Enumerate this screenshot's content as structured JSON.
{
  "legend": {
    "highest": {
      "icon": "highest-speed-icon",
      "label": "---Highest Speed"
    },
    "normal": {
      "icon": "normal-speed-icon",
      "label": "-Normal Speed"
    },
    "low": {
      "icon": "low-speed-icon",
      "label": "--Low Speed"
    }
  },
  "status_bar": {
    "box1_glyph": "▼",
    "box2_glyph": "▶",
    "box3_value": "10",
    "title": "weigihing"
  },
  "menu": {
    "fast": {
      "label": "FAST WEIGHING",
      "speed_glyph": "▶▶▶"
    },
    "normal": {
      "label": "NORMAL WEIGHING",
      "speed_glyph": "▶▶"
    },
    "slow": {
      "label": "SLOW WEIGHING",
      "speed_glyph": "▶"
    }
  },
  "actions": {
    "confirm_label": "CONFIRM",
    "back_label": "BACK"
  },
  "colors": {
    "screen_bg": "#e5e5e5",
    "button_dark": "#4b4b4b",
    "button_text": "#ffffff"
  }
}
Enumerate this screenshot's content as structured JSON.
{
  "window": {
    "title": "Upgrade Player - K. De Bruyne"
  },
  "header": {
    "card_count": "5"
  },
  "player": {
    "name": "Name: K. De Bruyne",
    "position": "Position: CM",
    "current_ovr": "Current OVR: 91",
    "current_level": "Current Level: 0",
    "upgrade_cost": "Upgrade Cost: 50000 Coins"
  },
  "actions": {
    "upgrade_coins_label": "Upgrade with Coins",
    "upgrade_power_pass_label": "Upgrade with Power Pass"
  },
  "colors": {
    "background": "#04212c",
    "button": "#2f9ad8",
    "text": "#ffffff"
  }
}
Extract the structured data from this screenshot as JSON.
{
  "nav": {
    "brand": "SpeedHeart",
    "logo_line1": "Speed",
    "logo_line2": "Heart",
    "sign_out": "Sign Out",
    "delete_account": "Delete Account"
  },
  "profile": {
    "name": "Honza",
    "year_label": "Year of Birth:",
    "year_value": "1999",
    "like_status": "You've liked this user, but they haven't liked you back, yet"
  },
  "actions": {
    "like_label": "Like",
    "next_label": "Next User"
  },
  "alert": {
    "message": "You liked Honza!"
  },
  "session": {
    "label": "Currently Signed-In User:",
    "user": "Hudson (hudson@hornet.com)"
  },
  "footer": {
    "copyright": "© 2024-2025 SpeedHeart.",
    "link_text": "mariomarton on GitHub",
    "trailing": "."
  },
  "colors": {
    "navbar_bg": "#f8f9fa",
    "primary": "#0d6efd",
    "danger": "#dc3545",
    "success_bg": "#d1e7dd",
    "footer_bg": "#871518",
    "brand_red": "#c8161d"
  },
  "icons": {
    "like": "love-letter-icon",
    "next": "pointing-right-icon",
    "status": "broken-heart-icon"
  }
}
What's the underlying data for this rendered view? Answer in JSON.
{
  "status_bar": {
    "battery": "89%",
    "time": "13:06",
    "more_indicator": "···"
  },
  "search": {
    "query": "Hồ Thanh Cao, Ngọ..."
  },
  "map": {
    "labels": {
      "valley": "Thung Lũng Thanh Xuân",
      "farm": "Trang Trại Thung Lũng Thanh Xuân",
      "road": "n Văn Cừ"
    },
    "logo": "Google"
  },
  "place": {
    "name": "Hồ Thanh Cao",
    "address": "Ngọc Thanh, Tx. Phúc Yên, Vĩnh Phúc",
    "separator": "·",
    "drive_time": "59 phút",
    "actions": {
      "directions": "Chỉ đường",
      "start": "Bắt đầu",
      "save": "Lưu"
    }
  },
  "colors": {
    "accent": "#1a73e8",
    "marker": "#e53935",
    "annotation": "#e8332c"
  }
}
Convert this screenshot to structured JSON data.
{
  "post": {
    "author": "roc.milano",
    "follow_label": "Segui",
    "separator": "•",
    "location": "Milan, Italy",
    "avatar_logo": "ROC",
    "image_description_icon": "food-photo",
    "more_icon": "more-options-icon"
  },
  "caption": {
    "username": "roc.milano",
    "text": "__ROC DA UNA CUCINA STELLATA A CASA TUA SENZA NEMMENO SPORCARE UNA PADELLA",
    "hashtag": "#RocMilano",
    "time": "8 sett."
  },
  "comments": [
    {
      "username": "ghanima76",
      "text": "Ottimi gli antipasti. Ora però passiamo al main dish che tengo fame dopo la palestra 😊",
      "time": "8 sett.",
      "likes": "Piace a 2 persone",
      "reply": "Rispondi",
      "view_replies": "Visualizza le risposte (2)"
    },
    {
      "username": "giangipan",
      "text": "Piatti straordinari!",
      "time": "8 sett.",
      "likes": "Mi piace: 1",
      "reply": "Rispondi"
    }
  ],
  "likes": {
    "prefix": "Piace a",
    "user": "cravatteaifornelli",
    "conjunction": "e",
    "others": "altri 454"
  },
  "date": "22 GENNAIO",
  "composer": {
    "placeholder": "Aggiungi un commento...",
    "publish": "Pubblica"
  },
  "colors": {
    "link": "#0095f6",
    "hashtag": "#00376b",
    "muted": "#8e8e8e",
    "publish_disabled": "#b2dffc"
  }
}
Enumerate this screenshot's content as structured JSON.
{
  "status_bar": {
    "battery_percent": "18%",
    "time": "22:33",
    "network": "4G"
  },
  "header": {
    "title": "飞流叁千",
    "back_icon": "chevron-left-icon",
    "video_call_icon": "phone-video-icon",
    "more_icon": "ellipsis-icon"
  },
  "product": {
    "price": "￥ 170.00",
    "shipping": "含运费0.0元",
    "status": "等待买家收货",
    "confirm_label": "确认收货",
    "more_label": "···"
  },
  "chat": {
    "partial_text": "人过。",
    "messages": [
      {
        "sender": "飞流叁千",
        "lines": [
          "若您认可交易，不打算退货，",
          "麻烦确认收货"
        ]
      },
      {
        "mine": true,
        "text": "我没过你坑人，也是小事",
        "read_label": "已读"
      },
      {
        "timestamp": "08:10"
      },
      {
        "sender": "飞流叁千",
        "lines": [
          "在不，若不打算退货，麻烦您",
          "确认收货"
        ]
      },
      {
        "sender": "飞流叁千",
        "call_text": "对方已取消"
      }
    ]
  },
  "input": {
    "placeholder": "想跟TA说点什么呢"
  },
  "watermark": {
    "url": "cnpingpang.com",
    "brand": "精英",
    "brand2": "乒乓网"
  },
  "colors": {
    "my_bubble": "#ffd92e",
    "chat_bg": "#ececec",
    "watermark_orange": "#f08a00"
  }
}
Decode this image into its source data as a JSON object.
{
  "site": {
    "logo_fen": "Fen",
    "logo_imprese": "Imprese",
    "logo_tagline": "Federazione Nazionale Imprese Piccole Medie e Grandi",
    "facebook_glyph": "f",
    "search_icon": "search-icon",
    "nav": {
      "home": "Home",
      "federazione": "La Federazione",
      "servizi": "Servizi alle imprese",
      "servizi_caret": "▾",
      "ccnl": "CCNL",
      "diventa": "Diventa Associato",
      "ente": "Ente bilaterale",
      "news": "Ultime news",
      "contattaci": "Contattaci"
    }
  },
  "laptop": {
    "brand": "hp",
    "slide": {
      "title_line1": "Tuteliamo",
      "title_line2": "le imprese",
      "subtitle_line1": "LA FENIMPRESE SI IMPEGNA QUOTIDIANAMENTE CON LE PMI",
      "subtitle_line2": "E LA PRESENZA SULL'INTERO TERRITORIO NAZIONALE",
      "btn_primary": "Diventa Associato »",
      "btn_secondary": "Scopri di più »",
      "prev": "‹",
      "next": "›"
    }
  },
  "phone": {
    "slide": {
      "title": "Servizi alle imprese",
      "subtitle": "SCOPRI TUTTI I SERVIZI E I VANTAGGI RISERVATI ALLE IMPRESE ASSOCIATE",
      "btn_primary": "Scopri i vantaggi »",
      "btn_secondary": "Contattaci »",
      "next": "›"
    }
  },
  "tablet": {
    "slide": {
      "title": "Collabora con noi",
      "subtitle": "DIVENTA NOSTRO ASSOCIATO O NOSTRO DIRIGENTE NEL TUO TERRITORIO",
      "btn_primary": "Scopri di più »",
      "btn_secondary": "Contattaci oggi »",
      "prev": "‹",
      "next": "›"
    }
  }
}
--- --- ---
Using the listing above, show every line that includes the string "liked".

> Written solution:
    "like_status": "You've liked this user, but they haven't liked you back, yet"
    "message": "You liked Honza!"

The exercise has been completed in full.